** Start Exercise materials **
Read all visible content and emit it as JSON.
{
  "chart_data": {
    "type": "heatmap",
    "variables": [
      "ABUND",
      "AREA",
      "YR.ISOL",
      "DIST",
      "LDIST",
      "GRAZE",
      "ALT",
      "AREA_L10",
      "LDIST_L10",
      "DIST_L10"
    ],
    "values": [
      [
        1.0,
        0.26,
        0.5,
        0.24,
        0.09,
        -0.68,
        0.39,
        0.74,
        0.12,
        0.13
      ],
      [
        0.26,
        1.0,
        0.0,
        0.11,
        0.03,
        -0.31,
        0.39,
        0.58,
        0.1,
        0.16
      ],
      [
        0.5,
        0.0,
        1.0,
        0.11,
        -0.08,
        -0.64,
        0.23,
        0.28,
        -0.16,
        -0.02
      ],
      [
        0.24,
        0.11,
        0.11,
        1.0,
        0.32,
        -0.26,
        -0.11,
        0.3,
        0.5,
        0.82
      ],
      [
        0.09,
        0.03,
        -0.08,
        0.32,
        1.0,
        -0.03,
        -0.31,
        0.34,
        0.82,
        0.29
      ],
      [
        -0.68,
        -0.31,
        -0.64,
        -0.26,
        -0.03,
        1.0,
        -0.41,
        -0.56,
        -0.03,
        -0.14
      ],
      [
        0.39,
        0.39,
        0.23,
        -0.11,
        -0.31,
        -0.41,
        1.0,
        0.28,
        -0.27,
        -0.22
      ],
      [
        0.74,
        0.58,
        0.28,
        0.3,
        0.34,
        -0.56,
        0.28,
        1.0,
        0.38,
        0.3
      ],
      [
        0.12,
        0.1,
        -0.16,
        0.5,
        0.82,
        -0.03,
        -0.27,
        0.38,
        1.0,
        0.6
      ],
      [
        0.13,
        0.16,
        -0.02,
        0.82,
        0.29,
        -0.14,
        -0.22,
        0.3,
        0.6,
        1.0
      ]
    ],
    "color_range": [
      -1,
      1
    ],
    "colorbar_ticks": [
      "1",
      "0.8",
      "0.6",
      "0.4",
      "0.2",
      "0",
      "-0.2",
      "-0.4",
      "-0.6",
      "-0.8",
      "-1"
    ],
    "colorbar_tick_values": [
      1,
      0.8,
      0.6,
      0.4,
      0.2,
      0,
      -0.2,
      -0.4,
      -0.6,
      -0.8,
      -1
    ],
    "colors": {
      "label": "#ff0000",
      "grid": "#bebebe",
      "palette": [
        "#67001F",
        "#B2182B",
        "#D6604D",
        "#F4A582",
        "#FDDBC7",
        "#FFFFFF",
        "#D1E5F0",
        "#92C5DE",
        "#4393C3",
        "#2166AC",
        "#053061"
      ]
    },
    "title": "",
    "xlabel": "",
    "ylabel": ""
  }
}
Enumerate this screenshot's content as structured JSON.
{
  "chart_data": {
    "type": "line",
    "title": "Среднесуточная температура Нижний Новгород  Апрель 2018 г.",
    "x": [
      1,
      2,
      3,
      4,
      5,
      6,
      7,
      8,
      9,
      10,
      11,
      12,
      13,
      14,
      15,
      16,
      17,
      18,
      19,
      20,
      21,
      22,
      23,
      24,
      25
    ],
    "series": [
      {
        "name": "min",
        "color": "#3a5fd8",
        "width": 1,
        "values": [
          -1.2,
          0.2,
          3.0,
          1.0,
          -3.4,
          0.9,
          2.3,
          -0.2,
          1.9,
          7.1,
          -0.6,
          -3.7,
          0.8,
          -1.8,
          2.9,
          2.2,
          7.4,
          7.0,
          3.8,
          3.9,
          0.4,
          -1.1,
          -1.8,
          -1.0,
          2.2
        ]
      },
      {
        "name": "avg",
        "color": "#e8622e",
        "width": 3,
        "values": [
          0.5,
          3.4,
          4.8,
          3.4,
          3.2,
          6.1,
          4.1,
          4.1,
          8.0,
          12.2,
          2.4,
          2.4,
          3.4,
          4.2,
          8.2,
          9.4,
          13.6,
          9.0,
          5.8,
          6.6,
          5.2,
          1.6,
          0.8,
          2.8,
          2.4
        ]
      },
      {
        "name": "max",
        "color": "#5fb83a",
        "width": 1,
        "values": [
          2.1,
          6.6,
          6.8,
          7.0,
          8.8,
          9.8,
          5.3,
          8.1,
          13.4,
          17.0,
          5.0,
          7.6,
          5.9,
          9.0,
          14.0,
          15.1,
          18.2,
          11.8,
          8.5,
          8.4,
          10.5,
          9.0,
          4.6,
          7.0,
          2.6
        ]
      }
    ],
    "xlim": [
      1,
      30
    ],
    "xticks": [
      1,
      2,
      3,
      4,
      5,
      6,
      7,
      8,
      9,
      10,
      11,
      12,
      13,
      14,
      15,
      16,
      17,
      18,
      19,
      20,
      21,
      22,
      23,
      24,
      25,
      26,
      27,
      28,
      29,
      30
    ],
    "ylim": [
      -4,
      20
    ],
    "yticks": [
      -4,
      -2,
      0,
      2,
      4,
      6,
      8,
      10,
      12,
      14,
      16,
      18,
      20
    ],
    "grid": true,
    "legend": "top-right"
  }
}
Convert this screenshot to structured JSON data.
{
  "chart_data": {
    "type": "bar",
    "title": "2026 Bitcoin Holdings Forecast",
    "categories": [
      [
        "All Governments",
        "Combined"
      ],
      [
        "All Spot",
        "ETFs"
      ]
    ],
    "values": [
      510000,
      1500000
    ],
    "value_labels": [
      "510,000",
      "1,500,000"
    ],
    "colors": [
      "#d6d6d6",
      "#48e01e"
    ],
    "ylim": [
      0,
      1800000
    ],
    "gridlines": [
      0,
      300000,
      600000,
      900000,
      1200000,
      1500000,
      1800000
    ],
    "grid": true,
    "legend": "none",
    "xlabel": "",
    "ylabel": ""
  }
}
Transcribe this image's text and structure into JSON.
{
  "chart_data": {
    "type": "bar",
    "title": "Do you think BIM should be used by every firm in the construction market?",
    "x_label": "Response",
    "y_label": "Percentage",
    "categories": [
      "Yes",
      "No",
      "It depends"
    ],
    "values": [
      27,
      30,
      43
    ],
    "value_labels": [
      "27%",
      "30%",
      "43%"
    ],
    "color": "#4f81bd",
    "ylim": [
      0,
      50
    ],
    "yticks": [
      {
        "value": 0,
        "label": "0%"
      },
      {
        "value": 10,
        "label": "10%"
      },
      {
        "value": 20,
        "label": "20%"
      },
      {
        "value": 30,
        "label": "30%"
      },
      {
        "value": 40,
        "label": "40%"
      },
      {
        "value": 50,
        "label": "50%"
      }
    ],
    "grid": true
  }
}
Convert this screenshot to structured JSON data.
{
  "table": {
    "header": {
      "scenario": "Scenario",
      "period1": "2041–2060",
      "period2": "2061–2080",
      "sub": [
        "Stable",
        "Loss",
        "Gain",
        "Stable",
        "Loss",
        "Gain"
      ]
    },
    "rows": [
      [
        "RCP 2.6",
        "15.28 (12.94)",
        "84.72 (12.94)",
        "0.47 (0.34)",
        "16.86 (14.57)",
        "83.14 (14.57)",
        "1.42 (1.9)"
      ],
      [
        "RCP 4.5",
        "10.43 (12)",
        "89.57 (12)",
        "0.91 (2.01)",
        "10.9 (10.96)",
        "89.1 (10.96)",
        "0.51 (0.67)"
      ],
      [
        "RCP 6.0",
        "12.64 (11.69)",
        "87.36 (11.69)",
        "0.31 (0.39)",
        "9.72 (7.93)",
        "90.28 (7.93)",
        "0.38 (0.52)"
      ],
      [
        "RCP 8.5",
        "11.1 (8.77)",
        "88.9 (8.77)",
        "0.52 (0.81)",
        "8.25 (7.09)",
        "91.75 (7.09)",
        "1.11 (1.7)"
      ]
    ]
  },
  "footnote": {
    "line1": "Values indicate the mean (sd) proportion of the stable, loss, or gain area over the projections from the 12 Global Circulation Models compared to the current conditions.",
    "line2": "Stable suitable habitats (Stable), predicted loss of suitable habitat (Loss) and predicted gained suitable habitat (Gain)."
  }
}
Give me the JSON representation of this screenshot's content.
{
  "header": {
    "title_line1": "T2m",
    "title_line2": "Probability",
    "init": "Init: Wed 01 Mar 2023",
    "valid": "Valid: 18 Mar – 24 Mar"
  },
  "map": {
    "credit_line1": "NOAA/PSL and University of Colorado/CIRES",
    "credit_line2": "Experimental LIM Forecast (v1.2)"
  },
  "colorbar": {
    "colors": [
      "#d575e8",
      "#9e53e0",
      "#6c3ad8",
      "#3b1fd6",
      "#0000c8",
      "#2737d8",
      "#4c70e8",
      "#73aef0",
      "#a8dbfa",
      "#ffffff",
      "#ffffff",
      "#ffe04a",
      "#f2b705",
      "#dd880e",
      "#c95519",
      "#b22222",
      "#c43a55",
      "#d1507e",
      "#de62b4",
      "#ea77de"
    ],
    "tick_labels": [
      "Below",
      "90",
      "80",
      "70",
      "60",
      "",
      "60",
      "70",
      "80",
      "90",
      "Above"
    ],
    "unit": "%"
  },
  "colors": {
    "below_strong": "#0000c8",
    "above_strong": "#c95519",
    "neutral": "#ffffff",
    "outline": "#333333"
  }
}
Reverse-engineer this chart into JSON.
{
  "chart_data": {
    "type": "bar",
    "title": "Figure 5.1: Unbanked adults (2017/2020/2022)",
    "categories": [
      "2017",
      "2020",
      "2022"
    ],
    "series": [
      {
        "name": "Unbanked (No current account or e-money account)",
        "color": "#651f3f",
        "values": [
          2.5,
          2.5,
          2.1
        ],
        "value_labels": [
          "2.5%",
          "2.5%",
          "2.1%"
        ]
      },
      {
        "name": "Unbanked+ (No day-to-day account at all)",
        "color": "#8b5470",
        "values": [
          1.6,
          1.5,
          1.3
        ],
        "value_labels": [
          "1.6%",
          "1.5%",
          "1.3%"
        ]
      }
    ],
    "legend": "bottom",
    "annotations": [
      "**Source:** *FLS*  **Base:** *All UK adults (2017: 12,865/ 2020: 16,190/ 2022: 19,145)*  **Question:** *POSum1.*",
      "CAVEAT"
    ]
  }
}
** End Exercise materials **
### [Challenge]
Copy each line that holds the word "name".

### [Result below]
        "name": "min",
        "name": "avg",
        "name": "max",
        "name": "Unbanked (No current account or e-money account)",
        "name": "Unbanked+ (No day-to-day account at all)",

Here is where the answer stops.